• **Work to do**
Search the listing below for the word "高高秋月照长城" and copy each line that holds it.

• **Task input**
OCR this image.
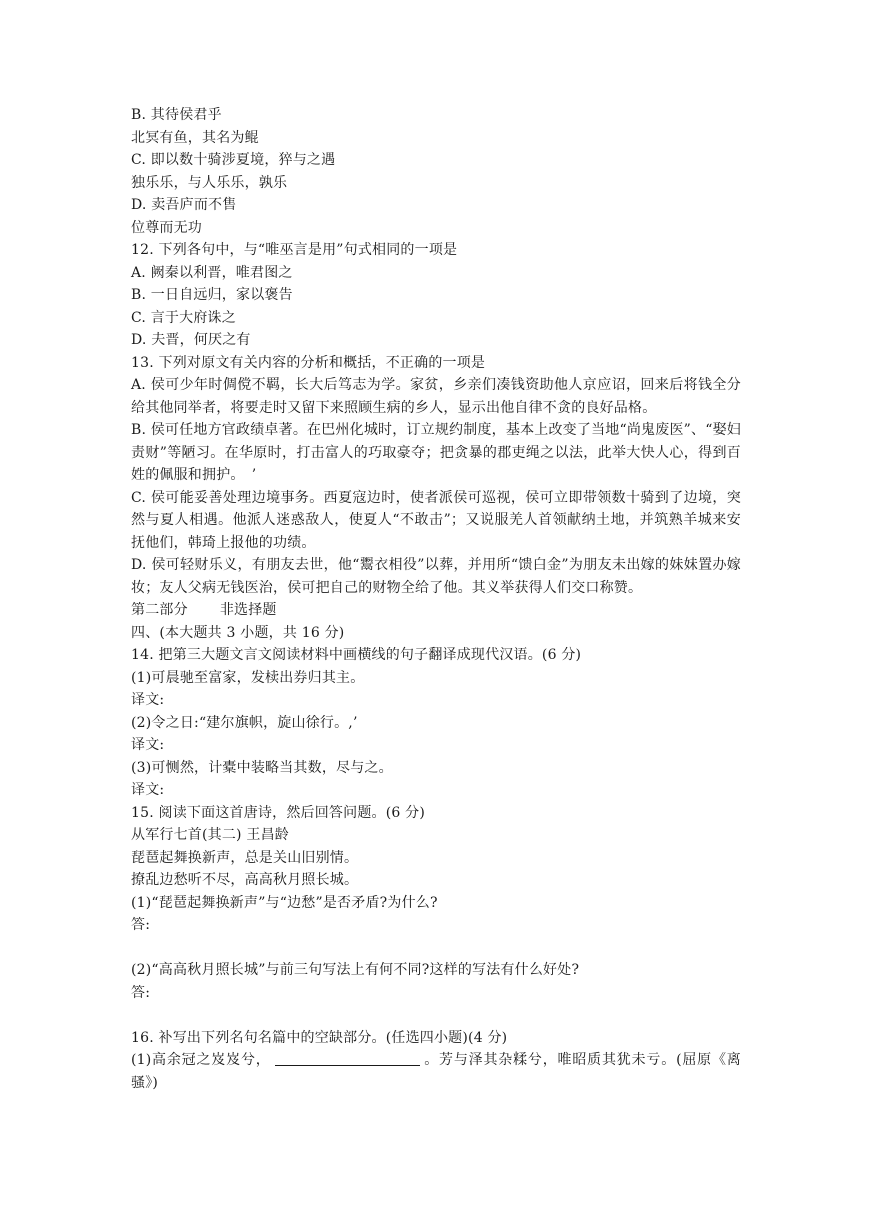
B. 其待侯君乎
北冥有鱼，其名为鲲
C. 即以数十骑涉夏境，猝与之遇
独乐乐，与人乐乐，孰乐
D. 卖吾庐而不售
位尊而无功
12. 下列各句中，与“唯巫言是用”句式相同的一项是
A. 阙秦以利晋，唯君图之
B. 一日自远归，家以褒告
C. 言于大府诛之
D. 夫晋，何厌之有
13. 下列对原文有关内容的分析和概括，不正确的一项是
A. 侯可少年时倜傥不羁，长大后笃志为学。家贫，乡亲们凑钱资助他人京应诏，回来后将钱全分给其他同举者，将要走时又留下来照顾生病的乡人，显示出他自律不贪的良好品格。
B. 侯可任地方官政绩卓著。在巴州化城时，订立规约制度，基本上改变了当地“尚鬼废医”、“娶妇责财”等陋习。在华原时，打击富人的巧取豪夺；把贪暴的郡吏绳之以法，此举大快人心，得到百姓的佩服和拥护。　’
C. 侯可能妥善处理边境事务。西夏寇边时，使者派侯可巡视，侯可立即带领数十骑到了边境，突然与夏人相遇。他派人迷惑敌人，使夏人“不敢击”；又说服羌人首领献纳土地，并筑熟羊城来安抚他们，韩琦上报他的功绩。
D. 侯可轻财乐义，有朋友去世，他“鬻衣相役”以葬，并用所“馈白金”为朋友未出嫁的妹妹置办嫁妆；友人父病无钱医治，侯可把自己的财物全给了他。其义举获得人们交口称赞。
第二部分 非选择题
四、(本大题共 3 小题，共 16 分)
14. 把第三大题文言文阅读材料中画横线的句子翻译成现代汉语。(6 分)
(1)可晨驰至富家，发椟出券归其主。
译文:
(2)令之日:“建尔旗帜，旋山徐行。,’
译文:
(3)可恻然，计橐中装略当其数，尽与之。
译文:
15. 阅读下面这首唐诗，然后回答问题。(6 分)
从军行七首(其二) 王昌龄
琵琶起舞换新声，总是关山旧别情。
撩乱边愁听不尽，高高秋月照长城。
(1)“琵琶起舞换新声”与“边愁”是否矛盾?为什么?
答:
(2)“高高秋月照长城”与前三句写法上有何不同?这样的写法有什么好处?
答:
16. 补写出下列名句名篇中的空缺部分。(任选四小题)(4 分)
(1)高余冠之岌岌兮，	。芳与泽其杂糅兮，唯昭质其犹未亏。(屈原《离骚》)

• **Solution**
撩乱边愁听不尽，高高秋月照长城。
(2)“高高秋月照长城”与前三句写法上有何不同?这样的写法有什么好处?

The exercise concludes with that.